Problem statement | Show all lines from the listing below that contain "this".

(Figure dataset records)
***

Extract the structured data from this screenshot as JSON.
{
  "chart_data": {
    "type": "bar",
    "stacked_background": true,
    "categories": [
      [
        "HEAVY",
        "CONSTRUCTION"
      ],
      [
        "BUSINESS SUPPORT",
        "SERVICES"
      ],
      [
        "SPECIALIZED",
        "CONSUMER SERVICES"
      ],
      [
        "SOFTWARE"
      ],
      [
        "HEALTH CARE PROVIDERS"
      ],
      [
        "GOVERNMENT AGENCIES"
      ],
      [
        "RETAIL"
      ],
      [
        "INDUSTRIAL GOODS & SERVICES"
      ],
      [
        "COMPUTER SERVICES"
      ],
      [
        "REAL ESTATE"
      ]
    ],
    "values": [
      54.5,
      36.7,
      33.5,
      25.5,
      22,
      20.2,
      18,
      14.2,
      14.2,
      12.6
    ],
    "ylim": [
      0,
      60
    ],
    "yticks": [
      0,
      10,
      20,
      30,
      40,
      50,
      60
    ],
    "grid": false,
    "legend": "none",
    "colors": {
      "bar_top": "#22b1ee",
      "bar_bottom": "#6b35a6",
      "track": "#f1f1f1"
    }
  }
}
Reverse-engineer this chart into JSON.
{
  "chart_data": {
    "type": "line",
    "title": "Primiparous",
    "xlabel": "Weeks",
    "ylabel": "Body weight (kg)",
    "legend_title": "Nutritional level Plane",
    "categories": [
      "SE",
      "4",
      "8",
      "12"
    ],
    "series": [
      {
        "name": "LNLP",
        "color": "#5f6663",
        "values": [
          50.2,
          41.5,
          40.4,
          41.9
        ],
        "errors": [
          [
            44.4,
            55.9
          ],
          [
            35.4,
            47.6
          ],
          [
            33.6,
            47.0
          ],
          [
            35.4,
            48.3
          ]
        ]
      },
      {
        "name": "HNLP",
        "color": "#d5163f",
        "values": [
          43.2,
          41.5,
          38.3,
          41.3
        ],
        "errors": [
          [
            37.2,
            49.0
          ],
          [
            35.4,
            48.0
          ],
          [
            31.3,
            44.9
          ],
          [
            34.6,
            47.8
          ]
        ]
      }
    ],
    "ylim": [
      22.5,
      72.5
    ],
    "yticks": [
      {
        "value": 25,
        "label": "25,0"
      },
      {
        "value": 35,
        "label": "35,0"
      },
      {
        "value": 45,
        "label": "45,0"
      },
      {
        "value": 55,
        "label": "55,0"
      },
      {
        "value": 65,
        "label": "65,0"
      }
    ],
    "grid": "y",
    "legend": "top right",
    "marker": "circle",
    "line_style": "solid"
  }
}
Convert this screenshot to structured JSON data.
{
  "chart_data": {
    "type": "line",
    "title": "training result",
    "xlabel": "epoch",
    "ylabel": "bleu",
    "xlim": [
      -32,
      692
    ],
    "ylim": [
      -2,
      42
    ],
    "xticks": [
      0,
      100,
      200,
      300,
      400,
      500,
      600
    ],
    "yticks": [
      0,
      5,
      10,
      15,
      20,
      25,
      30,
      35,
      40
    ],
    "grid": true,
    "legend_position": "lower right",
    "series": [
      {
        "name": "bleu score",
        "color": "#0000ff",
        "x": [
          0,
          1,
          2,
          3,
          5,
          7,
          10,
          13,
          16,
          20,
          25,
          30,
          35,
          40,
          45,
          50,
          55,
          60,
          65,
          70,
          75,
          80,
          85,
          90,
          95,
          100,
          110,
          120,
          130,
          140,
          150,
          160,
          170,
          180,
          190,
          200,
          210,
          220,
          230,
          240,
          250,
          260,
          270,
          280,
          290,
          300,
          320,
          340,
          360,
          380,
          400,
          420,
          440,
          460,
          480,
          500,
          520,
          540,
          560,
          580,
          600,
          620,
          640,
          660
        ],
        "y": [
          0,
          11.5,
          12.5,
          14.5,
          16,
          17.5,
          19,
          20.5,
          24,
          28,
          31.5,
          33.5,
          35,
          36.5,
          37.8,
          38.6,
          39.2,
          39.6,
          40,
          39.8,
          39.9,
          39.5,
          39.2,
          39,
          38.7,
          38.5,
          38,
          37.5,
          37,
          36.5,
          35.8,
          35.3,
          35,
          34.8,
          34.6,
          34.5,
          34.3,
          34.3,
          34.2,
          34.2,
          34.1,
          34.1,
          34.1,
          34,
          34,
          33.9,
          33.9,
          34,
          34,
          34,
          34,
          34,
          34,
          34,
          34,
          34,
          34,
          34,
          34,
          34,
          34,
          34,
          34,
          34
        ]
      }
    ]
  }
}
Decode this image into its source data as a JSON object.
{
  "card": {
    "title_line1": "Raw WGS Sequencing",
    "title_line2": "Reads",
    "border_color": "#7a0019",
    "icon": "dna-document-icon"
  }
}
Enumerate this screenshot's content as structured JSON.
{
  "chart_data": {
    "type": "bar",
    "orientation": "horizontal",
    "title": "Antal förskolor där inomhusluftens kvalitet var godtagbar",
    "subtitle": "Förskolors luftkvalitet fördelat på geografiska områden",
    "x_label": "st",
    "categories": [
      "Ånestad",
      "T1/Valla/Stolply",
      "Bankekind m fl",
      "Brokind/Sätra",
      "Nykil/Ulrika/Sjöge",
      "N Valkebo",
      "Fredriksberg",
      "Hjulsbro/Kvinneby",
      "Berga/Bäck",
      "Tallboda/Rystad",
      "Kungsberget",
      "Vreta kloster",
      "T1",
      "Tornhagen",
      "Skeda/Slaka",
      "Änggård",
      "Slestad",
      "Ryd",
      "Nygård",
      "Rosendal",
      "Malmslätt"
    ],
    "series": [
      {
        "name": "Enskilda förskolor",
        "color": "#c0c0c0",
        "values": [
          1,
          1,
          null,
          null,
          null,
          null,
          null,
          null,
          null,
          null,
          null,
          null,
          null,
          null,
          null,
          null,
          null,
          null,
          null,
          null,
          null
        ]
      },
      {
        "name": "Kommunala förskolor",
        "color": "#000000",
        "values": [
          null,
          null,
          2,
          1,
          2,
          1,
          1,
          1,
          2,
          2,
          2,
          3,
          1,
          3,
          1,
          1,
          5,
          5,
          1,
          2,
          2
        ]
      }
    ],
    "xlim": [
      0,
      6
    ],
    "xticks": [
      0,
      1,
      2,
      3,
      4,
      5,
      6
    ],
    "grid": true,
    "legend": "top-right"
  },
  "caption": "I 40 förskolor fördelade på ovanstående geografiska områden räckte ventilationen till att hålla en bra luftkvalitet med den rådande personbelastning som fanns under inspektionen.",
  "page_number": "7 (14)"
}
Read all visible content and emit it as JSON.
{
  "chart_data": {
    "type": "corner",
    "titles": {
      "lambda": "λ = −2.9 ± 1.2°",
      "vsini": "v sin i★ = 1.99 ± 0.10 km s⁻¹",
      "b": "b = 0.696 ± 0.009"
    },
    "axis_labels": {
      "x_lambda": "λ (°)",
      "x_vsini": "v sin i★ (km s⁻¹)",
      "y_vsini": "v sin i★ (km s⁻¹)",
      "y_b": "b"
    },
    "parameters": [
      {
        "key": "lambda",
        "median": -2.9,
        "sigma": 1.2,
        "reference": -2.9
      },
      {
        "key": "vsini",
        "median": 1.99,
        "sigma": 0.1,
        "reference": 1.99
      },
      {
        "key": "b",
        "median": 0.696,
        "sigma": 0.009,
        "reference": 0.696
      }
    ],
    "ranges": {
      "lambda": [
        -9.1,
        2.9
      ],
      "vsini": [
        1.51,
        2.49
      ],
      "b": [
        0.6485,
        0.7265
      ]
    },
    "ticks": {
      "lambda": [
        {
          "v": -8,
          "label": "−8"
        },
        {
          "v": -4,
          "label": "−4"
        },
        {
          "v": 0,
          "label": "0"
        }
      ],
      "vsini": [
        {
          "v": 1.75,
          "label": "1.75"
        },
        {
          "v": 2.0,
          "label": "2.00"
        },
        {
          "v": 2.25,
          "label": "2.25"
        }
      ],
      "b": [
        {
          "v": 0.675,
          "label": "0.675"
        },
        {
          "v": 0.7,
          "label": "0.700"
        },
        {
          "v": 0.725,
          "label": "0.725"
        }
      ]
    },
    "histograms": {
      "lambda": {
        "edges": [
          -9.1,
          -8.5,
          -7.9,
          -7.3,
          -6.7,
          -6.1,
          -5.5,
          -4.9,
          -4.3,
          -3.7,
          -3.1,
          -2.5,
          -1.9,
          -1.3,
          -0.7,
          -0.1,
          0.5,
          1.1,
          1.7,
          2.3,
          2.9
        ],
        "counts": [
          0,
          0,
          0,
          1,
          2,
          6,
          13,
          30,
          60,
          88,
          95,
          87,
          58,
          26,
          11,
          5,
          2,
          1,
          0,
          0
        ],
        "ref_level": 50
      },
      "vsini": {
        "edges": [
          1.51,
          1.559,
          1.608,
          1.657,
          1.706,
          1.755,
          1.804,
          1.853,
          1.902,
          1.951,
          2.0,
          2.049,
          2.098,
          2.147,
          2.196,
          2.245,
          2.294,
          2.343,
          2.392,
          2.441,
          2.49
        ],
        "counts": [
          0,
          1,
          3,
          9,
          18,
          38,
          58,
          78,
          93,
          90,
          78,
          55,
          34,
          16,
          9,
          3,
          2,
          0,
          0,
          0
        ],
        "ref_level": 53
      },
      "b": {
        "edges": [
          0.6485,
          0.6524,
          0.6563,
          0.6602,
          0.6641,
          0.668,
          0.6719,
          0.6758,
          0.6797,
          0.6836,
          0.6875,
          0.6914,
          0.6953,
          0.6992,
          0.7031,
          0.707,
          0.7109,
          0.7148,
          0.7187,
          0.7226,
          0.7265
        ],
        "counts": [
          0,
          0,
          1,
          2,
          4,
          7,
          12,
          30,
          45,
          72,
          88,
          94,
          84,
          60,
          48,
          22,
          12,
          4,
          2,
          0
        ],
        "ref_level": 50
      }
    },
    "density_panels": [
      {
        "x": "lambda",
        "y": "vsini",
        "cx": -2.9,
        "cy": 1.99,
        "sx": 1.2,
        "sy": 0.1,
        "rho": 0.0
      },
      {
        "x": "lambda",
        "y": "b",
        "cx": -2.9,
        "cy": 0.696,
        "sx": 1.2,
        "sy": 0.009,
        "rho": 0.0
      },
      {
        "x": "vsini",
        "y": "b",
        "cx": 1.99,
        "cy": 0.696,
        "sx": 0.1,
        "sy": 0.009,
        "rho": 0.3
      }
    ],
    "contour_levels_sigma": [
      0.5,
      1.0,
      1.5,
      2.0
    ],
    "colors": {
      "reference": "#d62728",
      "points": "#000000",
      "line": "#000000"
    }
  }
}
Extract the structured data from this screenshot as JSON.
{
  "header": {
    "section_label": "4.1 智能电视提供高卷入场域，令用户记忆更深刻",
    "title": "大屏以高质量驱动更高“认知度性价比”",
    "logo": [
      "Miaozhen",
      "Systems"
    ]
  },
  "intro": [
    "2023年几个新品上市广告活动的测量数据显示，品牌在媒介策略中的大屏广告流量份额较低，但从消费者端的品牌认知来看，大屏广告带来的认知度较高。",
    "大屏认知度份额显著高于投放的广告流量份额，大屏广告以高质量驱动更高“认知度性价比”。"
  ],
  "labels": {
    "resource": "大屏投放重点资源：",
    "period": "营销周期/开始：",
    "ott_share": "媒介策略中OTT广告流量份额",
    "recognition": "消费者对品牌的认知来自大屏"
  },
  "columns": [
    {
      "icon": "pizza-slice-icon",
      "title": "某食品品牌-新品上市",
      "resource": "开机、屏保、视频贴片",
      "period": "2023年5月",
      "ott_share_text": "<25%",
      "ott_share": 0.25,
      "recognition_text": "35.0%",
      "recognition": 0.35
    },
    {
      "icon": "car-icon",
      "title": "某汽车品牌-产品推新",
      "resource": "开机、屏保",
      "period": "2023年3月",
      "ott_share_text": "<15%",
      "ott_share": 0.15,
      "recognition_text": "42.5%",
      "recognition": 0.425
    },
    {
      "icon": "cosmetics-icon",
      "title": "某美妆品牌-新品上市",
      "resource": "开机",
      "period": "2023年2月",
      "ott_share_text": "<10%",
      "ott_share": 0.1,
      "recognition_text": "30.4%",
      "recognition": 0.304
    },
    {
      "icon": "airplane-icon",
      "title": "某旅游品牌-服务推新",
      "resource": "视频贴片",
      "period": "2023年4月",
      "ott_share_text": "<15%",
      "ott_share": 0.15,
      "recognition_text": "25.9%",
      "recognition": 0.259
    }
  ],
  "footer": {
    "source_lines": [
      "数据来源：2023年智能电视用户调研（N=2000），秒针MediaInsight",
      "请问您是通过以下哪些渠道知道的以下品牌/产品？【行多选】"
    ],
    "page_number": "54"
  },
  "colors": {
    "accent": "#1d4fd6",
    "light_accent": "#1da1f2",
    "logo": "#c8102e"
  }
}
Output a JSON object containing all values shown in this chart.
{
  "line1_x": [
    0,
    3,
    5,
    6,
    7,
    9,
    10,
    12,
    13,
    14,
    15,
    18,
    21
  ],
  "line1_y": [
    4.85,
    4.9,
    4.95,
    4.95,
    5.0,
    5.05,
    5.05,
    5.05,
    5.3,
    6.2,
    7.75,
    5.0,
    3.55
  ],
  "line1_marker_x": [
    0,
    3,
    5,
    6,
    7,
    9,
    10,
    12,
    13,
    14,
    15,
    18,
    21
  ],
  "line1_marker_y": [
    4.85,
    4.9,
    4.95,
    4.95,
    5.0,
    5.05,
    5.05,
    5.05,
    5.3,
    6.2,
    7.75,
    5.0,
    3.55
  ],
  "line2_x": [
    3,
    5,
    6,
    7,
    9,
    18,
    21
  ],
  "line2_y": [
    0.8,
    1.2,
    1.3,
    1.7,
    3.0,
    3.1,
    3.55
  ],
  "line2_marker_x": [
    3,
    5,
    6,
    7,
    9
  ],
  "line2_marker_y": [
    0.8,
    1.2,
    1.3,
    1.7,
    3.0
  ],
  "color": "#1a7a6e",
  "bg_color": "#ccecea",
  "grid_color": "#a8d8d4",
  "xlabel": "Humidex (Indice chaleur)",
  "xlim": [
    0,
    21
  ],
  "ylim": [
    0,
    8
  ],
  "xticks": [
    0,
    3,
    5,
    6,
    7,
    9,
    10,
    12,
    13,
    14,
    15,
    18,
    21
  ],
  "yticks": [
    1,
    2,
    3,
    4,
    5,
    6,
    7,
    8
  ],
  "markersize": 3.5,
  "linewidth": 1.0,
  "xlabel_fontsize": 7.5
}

***

Written reply |
Extract the structured data from this screenshot as JSON.
Reverse-engineer this chart into JSON.
Convert this screenshot to structured JSON data.
Decode this image into its source data as a JSON object.
Enumerate this screenshot's content as structured JSON.
Extract the structured data from this screenshot as JSON.
Output a JSON object containing all values shown in this chart.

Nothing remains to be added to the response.